§ **Stated task**: Extract all lines that hold the string "text".
--- START OF Data rows ---
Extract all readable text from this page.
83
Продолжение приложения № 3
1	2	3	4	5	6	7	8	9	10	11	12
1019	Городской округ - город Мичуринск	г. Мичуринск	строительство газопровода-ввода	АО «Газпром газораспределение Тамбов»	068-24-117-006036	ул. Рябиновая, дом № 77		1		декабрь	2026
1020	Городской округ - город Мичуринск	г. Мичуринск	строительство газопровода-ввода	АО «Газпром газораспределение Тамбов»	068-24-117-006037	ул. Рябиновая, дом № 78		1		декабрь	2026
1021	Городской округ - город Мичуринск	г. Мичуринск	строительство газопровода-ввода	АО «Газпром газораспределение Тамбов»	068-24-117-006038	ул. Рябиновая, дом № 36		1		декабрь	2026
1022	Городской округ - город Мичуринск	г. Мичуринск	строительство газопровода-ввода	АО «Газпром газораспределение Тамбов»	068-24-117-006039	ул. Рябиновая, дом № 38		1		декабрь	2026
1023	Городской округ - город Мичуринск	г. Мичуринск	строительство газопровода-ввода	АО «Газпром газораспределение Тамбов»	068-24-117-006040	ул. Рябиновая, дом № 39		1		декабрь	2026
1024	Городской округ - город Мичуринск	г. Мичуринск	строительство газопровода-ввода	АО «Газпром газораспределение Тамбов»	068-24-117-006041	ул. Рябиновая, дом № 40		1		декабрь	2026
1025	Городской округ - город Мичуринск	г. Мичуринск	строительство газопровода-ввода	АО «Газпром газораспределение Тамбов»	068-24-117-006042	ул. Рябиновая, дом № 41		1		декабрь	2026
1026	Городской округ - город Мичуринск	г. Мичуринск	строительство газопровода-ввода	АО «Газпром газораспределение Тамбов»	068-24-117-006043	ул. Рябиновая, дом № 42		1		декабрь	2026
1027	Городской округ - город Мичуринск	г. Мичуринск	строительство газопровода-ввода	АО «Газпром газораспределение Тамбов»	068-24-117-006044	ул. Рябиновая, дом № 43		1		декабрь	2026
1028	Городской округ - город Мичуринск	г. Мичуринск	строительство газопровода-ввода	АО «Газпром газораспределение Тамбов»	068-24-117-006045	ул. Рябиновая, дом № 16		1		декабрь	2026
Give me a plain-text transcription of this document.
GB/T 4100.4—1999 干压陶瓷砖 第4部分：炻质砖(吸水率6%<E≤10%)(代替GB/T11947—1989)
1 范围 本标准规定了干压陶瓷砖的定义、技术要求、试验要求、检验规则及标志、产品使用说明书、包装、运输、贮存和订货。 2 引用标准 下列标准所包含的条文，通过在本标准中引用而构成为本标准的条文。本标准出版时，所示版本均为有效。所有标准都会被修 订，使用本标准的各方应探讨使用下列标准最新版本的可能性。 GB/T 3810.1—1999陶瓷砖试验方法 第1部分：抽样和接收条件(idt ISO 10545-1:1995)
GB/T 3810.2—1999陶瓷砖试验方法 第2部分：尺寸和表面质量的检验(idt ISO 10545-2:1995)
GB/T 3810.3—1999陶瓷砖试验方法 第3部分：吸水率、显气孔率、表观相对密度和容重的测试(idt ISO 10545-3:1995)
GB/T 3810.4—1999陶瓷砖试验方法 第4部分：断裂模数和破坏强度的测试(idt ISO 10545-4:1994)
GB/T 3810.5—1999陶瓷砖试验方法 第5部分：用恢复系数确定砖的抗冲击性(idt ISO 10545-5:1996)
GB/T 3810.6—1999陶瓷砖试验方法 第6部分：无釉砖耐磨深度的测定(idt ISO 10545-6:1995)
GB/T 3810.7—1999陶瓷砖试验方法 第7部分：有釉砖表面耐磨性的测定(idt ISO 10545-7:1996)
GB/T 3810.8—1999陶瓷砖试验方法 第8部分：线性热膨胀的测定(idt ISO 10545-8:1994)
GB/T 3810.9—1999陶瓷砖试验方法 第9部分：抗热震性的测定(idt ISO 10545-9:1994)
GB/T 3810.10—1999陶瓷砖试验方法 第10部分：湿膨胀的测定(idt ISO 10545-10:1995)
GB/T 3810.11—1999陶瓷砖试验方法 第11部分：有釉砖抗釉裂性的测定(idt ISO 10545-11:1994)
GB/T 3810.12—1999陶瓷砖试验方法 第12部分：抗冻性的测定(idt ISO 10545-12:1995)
--- END OF Data rows ---
§ **Result for this exercise**:
Extract all readable text from this page.
Give me a plain-text transcription of this document.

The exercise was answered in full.